EXERCISE REQUIREMENTS ▸ How many lines in the records below contain the word "watery"? State that number and nothing more.

(Document understanding data)
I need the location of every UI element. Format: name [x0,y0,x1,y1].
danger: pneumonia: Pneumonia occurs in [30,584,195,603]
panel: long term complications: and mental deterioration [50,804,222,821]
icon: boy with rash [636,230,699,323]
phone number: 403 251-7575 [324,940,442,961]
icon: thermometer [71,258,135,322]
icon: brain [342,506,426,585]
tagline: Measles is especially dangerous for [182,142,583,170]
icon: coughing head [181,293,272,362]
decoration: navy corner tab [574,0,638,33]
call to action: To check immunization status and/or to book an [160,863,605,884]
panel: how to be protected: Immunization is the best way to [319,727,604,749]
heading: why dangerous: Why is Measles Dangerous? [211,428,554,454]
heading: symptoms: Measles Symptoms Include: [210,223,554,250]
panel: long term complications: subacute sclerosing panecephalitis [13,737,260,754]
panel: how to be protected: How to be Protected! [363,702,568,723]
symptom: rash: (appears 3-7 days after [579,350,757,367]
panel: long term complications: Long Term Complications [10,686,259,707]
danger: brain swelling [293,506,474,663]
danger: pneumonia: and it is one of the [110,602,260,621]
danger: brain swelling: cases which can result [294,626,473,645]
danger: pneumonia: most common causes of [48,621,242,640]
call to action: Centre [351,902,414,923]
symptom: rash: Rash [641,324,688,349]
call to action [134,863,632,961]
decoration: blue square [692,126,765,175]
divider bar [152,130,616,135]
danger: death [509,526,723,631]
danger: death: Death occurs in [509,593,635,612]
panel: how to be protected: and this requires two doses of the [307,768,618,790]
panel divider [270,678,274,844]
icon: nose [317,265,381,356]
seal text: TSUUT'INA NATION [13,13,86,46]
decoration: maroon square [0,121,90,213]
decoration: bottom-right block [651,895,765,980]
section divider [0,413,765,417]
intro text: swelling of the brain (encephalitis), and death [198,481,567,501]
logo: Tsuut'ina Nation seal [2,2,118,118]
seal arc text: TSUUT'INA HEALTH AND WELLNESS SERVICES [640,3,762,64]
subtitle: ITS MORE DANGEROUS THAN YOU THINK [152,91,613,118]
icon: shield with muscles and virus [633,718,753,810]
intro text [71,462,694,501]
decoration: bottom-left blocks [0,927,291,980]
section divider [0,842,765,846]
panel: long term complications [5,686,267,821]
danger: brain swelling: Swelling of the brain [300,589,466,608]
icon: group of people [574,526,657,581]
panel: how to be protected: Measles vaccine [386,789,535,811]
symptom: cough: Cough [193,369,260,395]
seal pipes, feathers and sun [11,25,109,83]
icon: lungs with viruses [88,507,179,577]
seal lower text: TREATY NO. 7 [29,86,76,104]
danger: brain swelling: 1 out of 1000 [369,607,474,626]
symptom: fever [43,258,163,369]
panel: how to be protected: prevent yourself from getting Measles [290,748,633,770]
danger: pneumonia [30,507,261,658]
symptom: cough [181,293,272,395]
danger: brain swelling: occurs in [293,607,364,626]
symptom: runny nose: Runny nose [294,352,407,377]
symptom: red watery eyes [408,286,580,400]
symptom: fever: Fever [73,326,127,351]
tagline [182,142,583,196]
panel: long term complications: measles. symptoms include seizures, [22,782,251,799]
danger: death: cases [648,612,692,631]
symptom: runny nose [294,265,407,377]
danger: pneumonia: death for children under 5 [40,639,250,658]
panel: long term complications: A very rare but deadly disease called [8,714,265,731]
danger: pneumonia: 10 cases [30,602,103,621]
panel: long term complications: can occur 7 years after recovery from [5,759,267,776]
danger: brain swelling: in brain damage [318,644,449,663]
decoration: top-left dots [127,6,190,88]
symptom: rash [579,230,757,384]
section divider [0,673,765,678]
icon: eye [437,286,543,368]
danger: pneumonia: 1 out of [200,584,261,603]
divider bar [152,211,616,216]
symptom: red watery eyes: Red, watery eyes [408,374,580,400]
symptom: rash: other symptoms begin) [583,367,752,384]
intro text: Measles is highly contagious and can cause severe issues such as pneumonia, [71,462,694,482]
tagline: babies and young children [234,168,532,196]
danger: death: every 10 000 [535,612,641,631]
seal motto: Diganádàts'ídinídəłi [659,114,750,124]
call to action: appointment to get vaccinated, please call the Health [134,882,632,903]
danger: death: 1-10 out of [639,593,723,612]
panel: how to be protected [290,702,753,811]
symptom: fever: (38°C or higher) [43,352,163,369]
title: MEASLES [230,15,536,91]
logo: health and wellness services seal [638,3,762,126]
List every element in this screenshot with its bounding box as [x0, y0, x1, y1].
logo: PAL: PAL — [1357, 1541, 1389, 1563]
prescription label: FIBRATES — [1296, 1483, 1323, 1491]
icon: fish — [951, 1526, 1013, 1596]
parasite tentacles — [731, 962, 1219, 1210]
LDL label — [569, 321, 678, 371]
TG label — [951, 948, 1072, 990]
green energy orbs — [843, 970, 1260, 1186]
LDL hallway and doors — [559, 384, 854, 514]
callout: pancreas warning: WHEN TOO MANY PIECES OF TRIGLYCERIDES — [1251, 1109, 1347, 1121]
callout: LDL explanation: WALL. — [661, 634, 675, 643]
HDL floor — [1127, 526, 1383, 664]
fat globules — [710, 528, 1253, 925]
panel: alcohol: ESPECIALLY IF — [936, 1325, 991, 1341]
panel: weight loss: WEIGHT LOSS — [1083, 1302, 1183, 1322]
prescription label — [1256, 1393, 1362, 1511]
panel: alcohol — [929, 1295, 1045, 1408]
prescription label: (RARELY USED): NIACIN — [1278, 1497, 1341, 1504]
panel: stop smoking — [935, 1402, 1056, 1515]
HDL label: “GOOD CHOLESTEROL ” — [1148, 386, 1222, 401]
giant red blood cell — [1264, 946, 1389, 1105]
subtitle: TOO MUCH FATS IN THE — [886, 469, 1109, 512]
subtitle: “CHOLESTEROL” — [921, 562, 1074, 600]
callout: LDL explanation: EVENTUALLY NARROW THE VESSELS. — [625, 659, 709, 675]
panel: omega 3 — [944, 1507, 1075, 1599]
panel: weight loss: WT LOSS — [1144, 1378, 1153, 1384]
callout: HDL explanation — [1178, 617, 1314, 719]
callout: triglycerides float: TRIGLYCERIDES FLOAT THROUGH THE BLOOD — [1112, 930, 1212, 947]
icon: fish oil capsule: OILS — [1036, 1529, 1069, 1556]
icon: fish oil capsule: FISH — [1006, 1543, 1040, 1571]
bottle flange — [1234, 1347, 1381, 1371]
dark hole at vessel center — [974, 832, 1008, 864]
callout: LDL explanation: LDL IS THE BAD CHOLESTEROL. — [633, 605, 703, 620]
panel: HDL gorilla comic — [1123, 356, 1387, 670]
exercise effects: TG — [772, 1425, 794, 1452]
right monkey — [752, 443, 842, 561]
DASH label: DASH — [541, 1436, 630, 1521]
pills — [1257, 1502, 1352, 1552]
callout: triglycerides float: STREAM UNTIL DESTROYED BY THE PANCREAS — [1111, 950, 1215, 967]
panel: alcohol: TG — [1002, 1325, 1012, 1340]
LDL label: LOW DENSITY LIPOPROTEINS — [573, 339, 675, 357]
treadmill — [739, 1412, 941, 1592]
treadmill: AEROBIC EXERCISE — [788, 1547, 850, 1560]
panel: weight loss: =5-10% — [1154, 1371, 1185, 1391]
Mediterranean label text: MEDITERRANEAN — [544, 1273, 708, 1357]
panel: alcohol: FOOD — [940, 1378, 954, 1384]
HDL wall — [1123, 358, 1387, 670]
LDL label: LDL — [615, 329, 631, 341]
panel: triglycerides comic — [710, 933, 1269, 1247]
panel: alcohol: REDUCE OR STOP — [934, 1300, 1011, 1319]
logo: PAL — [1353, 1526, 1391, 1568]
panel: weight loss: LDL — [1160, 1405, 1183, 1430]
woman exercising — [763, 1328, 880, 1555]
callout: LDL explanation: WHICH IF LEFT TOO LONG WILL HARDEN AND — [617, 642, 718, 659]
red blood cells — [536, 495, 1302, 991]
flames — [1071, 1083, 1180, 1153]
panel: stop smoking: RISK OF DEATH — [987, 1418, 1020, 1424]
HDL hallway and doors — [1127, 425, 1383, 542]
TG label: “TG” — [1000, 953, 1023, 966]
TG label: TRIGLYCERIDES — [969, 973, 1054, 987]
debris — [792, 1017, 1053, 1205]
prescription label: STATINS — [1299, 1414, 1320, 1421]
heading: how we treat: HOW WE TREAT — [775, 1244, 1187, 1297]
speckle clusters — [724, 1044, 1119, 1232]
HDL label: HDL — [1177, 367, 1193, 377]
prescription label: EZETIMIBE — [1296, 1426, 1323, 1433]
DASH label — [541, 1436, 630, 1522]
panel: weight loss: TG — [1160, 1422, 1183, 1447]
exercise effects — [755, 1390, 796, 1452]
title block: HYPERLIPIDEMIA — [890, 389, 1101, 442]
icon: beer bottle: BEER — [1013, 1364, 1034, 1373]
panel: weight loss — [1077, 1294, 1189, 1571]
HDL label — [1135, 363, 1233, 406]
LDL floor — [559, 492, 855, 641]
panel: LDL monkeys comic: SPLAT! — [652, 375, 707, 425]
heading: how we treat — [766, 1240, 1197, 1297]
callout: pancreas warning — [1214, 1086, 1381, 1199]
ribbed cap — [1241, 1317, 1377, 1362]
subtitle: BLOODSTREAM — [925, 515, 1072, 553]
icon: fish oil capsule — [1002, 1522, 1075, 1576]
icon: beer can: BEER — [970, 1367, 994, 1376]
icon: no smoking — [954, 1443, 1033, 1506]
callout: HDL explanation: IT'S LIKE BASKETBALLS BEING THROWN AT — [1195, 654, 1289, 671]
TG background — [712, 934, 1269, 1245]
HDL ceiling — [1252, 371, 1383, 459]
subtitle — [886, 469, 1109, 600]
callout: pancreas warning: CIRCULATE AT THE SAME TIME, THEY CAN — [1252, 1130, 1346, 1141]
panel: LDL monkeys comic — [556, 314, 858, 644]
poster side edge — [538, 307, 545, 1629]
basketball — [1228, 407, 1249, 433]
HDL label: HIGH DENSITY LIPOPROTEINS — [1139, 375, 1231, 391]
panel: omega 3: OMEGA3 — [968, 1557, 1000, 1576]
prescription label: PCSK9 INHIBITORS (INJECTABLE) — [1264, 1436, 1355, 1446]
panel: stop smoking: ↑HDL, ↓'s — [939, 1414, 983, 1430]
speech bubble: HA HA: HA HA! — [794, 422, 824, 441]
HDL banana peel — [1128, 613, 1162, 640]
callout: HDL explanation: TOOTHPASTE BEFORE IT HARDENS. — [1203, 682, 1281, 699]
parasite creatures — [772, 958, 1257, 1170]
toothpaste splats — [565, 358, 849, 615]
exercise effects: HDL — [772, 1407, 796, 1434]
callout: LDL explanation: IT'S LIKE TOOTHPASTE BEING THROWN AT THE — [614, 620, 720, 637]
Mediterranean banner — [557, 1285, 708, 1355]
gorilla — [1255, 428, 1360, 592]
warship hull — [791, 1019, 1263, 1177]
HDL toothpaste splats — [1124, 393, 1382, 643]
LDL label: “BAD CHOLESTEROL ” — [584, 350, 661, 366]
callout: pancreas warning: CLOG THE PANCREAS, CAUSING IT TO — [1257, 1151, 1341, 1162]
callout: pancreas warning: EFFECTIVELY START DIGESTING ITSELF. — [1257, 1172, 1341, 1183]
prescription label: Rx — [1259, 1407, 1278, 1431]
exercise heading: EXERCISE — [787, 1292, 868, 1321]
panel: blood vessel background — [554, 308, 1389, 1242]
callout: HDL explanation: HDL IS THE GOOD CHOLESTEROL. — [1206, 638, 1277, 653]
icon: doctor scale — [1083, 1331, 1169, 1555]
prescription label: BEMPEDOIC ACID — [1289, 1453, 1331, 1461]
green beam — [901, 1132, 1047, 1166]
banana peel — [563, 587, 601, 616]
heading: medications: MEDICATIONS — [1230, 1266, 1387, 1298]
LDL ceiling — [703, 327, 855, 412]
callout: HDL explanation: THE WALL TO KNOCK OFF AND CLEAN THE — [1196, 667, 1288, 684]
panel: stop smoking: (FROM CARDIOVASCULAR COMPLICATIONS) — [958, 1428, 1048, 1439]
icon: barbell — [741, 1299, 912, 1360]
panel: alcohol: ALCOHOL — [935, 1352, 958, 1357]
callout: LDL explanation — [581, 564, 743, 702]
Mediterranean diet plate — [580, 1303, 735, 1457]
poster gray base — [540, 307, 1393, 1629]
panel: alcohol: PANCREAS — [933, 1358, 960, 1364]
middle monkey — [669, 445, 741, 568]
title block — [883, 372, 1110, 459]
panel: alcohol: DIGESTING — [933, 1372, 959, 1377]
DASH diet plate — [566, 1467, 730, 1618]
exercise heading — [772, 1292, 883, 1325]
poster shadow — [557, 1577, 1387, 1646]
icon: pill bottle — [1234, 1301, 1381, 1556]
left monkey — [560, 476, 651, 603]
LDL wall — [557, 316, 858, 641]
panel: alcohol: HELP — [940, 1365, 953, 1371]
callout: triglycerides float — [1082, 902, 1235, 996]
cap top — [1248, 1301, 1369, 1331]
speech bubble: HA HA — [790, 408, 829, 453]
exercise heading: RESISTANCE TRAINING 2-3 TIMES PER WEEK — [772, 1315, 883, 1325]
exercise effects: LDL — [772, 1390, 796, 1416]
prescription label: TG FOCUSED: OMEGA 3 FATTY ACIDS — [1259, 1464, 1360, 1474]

SOLVED PROBLEM ▸ 2